→ **Extracted entries**:
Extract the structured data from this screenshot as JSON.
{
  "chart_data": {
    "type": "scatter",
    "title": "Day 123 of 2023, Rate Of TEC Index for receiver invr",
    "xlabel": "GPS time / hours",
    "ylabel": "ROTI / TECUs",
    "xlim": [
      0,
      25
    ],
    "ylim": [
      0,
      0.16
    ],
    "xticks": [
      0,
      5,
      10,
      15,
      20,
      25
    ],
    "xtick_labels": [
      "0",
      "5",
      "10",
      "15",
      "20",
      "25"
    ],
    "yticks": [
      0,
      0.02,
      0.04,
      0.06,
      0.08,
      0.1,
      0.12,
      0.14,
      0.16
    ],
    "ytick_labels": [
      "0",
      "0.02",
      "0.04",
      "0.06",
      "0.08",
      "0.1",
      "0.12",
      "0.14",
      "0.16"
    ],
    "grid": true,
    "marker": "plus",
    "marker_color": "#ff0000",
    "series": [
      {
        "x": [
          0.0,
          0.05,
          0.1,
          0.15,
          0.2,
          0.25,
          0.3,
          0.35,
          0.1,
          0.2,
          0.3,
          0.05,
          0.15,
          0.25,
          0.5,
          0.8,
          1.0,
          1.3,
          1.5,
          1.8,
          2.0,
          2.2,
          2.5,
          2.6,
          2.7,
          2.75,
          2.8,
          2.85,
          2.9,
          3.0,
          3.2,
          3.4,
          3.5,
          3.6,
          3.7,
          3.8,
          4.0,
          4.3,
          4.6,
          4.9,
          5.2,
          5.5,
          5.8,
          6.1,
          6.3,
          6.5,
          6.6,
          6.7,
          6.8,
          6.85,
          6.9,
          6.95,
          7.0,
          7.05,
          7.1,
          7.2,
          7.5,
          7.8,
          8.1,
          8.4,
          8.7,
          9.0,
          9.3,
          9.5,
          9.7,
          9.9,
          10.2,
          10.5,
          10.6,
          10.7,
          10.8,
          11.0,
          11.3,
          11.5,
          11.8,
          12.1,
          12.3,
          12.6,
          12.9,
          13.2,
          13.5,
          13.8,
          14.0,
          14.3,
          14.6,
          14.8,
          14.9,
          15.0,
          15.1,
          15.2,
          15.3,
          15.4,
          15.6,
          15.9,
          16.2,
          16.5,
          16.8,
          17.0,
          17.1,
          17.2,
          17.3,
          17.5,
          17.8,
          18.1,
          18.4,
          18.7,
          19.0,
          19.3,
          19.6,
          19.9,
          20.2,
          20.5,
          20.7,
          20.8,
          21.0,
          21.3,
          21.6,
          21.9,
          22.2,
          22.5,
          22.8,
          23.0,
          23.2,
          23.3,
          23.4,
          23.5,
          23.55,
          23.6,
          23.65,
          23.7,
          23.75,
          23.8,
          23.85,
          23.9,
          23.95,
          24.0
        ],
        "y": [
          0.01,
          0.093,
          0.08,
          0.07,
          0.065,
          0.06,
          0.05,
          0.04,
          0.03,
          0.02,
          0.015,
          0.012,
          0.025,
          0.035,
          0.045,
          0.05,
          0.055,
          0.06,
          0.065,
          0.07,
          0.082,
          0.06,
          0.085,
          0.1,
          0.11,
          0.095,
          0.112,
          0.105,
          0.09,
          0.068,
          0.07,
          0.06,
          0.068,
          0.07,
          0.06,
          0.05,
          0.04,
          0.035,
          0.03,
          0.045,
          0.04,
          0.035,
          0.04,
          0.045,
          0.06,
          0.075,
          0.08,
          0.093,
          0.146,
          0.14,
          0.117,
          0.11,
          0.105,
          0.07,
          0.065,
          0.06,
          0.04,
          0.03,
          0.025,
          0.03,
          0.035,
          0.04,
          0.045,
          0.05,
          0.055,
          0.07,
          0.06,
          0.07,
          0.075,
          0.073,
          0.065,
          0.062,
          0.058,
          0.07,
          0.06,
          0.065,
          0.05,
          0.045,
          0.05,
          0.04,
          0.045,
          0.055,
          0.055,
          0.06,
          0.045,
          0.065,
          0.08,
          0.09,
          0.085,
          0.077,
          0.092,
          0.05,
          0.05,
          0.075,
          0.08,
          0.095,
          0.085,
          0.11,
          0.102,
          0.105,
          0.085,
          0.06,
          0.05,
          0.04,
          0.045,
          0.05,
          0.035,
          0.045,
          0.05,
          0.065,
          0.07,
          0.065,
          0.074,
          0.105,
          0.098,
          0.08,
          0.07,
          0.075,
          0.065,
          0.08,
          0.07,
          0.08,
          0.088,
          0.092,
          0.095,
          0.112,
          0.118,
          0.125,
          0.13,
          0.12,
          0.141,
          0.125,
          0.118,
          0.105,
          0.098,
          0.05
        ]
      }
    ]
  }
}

→ **Exercise goal**:
Each line of the material should be duplicated exactly, please.

→ **Problem solution**:
Extract the structured data from this screenshot as JSON.
{
  "chart_data": {
    "type": "scatter",
    "title": "Day 123 of 2023, Rate Of TEC Index for receiver invr",
    "xlabel": "GPS time / hours",
    "ylabel": "ROTI / TECUs",
    "xlim": [
      0,
      25
    ],
    "ylim": [
      0,
      0.16
    ],
    "xticks": [
      0,
      5,
      10,
      15,
      20,
      25
    ],
    "xtick_labels": [
      "0",
      "5",
      "10",
      "15",
      "20",
      "25"
    ],
    "yticks": [
      0,
      0.02,
      0.04,
      0.06,
      0.08,
      0.1,
      0.12,
      0.14,
      0.16
    ],
    "ytick_labels": [
      "0",
      "0.02",
      "0.04",
      "0.06",
      "0.08",
      "0.1",
      "0.12",
      "0.14",
      "0.16"
    ],
    "grid": true,
    "marker": "plus",
    "marker_color": "#ff0000",
    "series": [
      {
        "x": [
          0.0,
          0.05,
          0.1,
          0.15,
          0.2,
          0.25,
          0.3,
          0.35,
          0.1,
          0.2,
          0.3,
          0.05,
          0.15,
          0.25,
          0.5,
          0.8,
          1.0,
          1.3,
          1.5,
          1.8,
          2.0,
          2.2,
          2.5,
          2.6,
          2.7,
          2.75,
          2.8,
          2.85,
          2.9,
          3.0,
          3.2,
          3.4,
          3.5,
          3.6,
          3.7,
          3.8,
          4.0,
          4.3,
          4.6,
          4.9,
          5.2,
          5.5,
          5.8,
          6.1,
          6.3,
          6.5,
          6.6,
          6.7,
          6.8,
          6.85,
          6.9,
          6.95,
          7.0,
          7.05,
          7.1,
          7.2,
          7.5,
          7.8,
          8.1,
          8.4,
          8.7,
          9.0,
          9.3,
          9.5,
          9.7,
          9.9,
          10.2,
          10.5,
          10.6,
          10.7,
          10.8,
          11.0,
          11.3,
          11.5,
          11.8,
          12.1,
          12.3,
          12.6,
          12.9,
          13.2,
          13.5,
          13.8,
          14.0,
          14.3,
          14.6,
          14.8,
          14.9,
          15.0,
          15.1,
          15.2,
          15.3,
          15.4,
          15.6,
          15.9,
          16.2,
          16.5,
          16.8,
          17.0,
          17.1,
          17.2,
          17.3,
          17.5,
          17.8,
          18.1,
          18.4,
          18.7,
          19.0,
          19.3,
          19.6,
          19.9,
          20.2,
          20.5,
          20.7,
          20.8,
          21.0,
          21.3,
          21.6,
          21.9,
          22.2,
          22.5,
          22.8,
          23.0,
          23.2,
          23.3,
          23.4,
          23.5,
          23.55,
          23.6,
          23.65,
          23.7,
          23.75,
          23.8,
          23.85,
          23.9,
          23.95,
          24.0
        ],
        "y": [
          0.01,
          0.093,
          0.08,
          0.07,
          0.065,
          0.06,
          0.05,
          0.04,
          0.03,
          0.02,
          0.015,
          0.012,
          0.025,
          0.035,
          0.045,
          0.05,
          0.055,
          0.06,
          0.065,
          0.07,
          0.082,
          0.06,
          0.085,
          0.1,
          0.11,
          0.095,
          0.112,
          0.105,
          0.09,
          0.068,
          0.07,
          0.06,
          0.068,
          0.07,
          0.06,
          0.05,
          0.04,
          0.035,
          0.03,
          0.045,
          0.04,
          0.035,
          0.04,
          0.045,
          0.06,
          0.075,
          0.08,
          0.093,
          0.146,
          0.14,
          0.117,
          0.11,
          0.105,
          0.07,
          0.065,
          0.06,
          0.04,
          0.03,
          0.025,
          0.03,
          0.035,
          0.04,
          0.045,
          0.05,
          0.055,
          0.07,
          0.06,
          0.07,
          0.075,
          0.073,
          0.065,
          0.062,
          0.058,
          0.07,
          0.06,
          0.065,
          0.05,
          0.045,
          0.05,
          0.04,
          0.045,
          0.055,
          0.055,
          0.06,
          0.045,
          0.065,
          0.08,
          0.09,
          0.085,
          0.077,
          0.092,
          0.05,
          0.05,
          0.075,
          0.08,
          0.095,
          0.085,
          0.11,
          0.102,
          0.105,
          0.085,
          0.06,
          0.05,
          0.04,
          0.045,
          0.05,
          0.035,
          0.045,
          0.05,
          0.065,
          0.07,
          0.065,
          0.074,
          0.105,
          0.098,
          0.08,
          0.07,
          0.075,
          0.065,
          0.08,
          0.07,
          0.08,
          0.088,
          0.092,
          0.095,
          0.112,
          0.118,
          0.125,
          0.13,
          0.12,
          0.141,
          0.125,
          0.118,
          0.105,
          0.098,
          0.05
        ]
      }
    ]
  }
}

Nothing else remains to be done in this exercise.